*What needs to be done:*
Leave out the images and repeat the listing below without a single change.

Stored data

★ ★ ★ ★ ★ ★ ★

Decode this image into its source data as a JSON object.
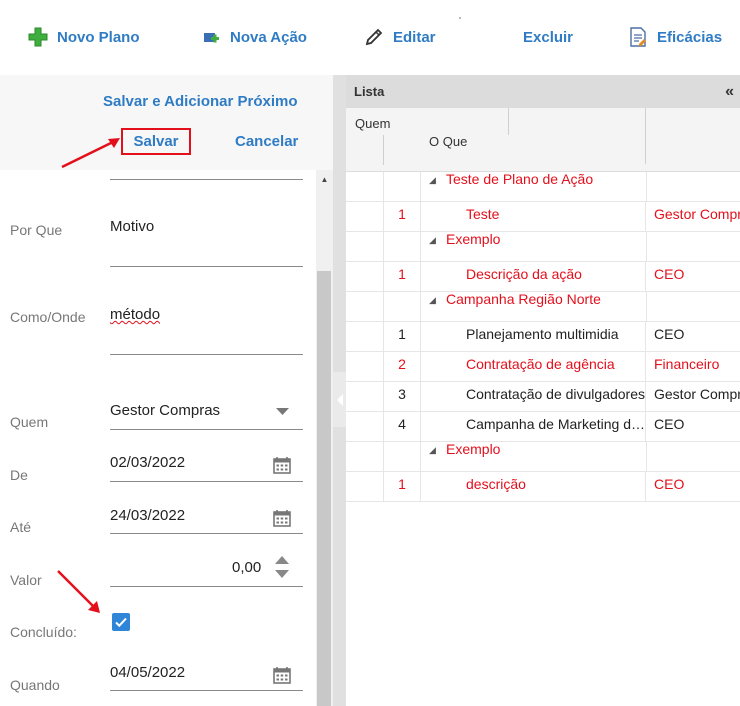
{
  "toolbar": {
    "novo_plano": "Novo Plano",
    "nova_acao": "Nova Ação",
    "editar": "Editar",
    "excluir": "Excluir",
    "eficacias": "Eficácias"
  },
  "form_actions": {
    "salvar_adicionar": "Salvar e Adicionar Próximo",
    "salvar": "Salvar",
    "cancelar": "Cancelar"
  },
  "form": {
    "por_que_label": "Por Que",
    "por_que_value": "Motivo",
    "como_onde_label": "Como/Onde",
    "como_onde_value": "método",
    "quem_label": "Quem",
    "quem_value": "Gestor Compras",
    "de_label": "De",
    "de_value": "02/03/2022",
    "ate_label": "Até",
    "ate_value": "24/03/2022",
    "valor_label": "Valor",
    "valor_value": "0,00",
    "concluido_label": "Concluído:",
    "concluido_checked": true,
    "quando_label": "Quando",
    "quando_value": "04/05/2022"
  },
  "grid": {
    "title": "Lista",
    "col_quem": "Quem",
    "col_oque": "O Que",
    "rows": [
      {
        "type": "group",
        "text": "Teste de Plano de Ação"
      },
      {
        "type": "item",
        "num": "1",
        "what": "Teste",
        "who": "Gestor Compras",
        "color": "red"
      },
      {
        "type": "group",
        "text": "Exemplo"
      },
      {
        "type": "item",
        "num": "1",
        "what": "Descrição da ação",
        "who": "CEO",
        "color": "red"
      },
      {
        "type": "group",
        "text": "Campanha Região Norte"
      },
      {
        "type": "item",
        "num": "1",
        "what": "Planejamento multimidia",
        "who": "CEO",
        "color": "black"
      },
      {
        "type": "item",
        "num": "2",
        "what": "Contratação de agência",
        "who": "Financeiro",
        "color": "red"
      },
      {
        "type": "item",
        "num": "3",
        "what": "Contratação de divulgadores",
        "who": "Gestor Compras",
        "color": "black"
      },
      {
        "type": "item",
        "num": "4",
        "what": "Campanha de Marketing digital",
        "who": "CEO",
        "color": "black"
      },
      {
        "type": "group",
        "text": "Exemplo"
      },
      {
        "type": "item",
        "num": "1",
        "what": "descrição",
        "who": "CEO",
        "color": "red"
      }
    ]
  },
  "colors": {
    "link_blue": "#2f7cc4",
    "highlight_red": "#e3101c",
    "checkbox_blue": "#2f86d8"
  }
}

★ ★ ★ ★ ★ ★ ★

*Result for this task:*
Decode this image into its source data as a JSON object.
{
  "toolbar": {
    "novo_plano": "Novo Plano",
    "nova_acao": "Nova Ação",
    "editar": "Editar",
    "excluir": "Excluir",
    "eficacias": "Eficácias"
  },
  "form_actions": {
    "salvar_adicionar": "Salvar e Adicionar Próximo",
    "salvar": "Salvar",
    "cancelar": "Cancelar"
  },
  "form": {
    "por_que_label": "Por Que",
    "por_que_value": "Motivo",
    "como_onde_label": "Como/Onde",
    "como_onde_value": "método",
    "quem_label": "Quem",
    "quem_value": "Gestor Compras",
    "de_label": "De",
    "de_value": "02/03/2022",
    "ate_label": "Até",
    "ate_value": "24/03/2022",
    "valor_label": "Valor",
    "valor_value": "0,00",
    "concluido_label": "Concluído:",
    "concluido_checked": true,
    "quando_label": "Quando",
    "quando_value": "04/05/2022"
  },
  "grid": {
    "title": "Lista",
    "col_quem": "Quem",
    "col_oque": "O Que",
    "rows": [
      {
        "type": "group",
        "text": "Teste de Plano de Ação"
      },
      {
        "type": "item",
        "num": "1",
        "what": "Teste",
        "who": "Gestor Compras",
        "color": "red"
      },
      {
        "type": "group",
        "text": "Exemplo"
      },
      {
        "type": "item",
        "num": "1",
        "what": "Descrição da ação",
        "who": "CEO",
        "color": "red"
      },
      {
        "type": "group",
        "text": "Campanha Região Norte"
      },
      {
        "type": "item",
        "num": "1",
        "what": "Planejamento multimidia",
        "who": "CEO",
        "color": "black"
      },
      {
        "type": "item",
        "num": "2",
        "what": "Contratação de agência",
        "who": "Financeiro",
        "color": "red"
      },
      {
        "type": "item",
        "num": "3",
        "what": "Contratação de divulgadores",
        "who": "Gestor Compras",
        "color": "black"
      },
      {
        "type": "item",
        "num": "4",
        "what": "Campanha de Marketing digital",
        "who": "CEO",
        "color": "black"
      },
      {
        "type": "group",
        "text": "Exemplo"
      },
      {
        "type": "item",
        "num": "1",
        "what": "descrição",
        "who": "CEO",
        "color": "red"
      }
    ]
  },
  "colors": {
    "link_blue": "#2f7cc4",
    "highlight_red": "#e3101c",
    "checkbox_blue": "#2f86d8"
  }
}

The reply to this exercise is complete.